**STATED TASK**
Locate all lines with the word "table". Copy them.

**DATA SUPPLIED**
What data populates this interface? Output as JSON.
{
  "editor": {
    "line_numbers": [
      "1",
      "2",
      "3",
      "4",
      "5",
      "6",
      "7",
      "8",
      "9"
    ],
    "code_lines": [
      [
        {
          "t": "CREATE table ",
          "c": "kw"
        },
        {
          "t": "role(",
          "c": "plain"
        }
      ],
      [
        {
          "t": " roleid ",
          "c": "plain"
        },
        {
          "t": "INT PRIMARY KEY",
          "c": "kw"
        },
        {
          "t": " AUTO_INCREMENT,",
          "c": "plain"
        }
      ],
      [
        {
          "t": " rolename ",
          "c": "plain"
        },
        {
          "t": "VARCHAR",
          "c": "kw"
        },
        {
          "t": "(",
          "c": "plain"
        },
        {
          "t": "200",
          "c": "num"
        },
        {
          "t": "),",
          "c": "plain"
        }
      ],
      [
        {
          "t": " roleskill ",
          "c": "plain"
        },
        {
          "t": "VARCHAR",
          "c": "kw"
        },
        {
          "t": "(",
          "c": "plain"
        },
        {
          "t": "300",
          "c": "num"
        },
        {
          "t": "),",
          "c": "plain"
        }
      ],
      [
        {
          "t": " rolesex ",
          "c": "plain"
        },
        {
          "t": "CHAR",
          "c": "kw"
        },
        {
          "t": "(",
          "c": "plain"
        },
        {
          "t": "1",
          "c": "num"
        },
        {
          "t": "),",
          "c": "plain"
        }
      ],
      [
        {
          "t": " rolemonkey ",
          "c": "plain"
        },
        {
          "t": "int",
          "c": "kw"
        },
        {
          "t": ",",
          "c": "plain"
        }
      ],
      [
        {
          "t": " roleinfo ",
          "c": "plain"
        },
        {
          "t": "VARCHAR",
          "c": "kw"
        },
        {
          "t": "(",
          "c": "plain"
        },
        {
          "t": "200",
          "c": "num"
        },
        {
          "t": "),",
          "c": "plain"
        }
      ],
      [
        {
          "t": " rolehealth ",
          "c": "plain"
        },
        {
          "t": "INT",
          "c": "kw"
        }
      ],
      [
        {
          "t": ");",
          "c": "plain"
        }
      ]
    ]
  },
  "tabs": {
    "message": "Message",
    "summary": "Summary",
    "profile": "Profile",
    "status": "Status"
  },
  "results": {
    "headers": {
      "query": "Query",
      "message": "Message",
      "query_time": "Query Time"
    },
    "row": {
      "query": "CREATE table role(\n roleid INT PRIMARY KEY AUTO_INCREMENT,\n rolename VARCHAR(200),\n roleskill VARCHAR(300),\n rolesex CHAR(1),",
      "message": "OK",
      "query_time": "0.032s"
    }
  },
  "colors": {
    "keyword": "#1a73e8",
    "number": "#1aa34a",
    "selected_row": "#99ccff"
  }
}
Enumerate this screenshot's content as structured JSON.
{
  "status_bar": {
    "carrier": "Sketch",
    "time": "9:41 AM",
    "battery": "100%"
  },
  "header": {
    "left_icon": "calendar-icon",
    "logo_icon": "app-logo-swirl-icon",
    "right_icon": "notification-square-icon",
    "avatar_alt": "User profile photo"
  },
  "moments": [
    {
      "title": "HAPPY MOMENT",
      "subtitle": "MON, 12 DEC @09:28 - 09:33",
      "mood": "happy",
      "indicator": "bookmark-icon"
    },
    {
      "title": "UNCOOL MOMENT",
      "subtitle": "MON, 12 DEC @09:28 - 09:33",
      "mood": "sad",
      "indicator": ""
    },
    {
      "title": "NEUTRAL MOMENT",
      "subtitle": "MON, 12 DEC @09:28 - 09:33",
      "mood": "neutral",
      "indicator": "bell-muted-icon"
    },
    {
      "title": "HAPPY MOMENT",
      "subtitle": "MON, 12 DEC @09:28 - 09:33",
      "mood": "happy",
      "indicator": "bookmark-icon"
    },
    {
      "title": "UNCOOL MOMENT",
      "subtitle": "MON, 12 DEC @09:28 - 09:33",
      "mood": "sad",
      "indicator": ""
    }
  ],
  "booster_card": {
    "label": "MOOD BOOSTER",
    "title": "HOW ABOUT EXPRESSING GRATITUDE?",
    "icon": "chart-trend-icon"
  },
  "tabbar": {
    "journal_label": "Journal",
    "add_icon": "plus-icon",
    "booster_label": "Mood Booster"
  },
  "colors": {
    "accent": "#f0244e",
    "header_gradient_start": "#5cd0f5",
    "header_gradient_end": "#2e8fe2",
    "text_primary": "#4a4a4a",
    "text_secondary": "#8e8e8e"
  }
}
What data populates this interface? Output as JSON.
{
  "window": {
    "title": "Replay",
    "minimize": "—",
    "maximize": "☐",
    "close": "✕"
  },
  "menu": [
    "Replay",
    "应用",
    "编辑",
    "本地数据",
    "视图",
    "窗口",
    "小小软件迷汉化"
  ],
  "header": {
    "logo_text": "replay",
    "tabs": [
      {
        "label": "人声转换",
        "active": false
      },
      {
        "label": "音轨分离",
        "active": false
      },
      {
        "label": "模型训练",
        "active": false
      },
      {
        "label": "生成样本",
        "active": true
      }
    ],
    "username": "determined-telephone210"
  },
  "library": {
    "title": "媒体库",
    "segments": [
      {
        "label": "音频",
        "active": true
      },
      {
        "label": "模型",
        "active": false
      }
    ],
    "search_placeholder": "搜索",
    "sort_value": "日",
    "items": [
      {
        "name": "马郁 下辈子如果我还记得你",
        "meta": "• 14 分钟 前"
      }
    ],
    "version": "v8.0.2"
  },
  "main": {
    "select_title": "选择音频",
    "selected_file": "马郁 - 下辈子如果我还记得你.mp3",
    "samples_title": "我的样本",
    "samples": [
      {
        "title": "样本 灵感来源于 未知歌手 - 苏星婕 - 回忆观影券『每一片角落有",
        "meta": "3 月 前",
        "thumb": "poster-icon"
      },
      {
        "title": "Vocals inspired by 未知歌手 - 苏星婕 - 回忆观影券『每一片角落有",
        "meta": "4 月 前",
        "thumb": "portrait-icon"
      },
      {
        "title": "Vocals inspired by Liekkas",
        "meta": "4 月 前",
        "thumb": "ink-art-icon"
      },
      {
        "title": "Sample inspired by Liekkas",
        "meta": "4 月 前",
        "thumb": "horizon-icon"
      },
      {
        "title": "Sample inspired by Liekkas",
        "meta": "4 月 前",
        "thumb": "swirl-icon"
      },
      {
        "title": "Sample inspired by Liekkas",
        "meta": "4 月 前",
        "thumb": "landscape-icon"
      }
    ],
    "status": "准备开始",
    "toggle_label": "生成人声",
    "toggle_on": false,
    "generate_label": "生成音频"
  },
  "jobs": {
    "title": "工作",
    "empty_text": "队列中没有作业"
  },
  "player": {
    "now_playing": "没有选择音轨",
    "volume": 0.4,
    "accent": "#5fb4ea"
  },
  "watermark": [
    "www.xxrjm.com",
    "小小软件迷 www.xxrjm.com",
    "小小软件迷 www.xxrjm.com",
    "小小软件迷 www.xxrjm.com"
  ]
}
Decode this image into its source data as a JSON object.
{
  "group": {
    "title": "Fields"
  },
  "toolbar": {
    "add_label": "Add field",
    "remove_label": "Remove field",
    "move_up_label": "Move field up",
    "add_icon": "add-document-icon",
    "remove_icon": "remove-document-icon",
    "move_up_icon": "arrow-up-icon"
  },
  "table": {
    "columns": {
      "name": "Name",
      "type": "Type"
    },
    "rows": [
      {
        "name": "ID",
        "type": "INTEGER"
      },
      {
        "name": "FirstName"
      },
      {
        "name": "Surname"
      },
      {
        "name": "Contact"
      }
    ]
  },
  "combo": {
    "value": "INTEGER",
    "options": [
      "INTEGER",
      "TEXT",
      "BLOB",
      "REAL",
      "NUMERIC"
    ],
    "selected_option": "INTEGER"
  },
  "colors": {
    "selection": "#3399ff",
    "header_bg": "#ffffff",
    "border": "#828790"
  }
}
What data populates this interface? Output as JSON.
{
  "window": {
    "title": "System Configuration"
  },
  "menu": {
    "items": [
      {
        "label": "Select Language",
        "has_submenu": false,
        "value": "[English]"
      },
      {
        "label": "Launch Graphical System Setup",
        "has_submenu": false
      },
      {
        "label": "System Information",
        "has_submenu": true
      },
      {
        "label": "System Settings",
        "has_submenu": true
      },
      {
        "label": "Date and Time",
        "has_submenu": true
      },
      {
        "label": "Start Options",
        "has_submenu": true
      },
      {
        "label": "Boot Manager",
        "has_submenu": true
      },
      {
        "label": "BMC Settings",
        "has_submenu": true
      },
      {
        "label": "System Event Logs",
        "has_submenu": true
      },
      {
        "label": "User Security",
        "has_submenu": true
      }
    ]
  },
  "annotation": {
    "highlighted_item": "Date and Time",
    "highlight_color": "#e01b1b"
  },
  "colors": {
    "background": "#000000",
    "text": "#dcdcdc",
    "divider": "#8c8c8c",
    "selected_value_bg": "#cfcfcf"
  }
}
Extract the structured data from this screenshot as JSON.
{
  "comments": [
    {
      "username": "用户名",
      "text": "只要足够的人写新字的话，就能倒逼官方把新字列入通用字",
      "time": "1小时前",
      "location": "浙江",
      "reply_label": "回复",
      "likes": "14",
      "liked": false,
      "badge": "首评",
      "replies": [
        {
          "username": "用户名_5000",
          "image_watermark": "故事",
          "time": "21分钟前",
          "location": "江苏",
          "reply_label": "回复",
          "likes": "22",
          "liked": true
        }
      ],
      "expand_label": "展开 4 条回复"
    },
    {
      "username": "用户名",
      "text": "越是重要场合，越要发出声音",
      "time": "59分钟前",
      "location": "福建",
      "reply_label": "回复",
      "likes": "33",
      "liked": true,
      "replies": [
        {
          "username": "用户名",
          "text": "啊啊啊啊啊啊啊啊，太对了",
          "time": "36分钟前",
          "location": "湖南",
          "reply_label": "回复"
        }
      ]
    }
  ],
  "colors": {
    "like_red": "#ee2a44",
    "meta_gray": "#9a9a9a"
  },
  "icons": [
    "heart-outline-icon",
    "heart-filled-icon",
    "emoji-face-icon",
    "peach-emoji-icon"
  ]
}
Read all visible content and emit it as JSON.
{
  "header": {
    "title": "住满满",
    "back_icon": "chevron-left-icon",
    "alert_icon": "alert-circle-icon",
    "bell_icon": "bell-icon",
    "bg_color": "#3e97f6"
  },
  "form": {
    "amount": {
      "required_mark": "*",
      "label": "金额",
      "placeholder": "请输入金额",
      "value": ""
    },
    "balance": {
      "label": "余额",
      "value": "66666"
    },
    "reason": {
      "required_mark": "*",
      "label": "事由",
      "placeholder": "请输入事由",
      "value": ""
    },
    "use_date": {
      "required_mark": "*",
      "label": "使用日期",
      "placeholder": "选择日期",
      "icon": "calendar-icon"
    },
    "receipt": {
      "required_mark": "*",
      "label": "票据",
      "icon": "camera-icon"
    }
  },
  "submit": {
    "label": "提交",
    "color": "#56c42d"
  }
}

**REPLY**
          "t": "CREATE table ",
      "query": "CREATE table role(\n roleid INT PRIMARY KEY AUTO_INCREMENT,\n rolename VARCHAR(200),\n roleskill VARCHAR(300),\n rolesex CHAR(1),",
  "table": {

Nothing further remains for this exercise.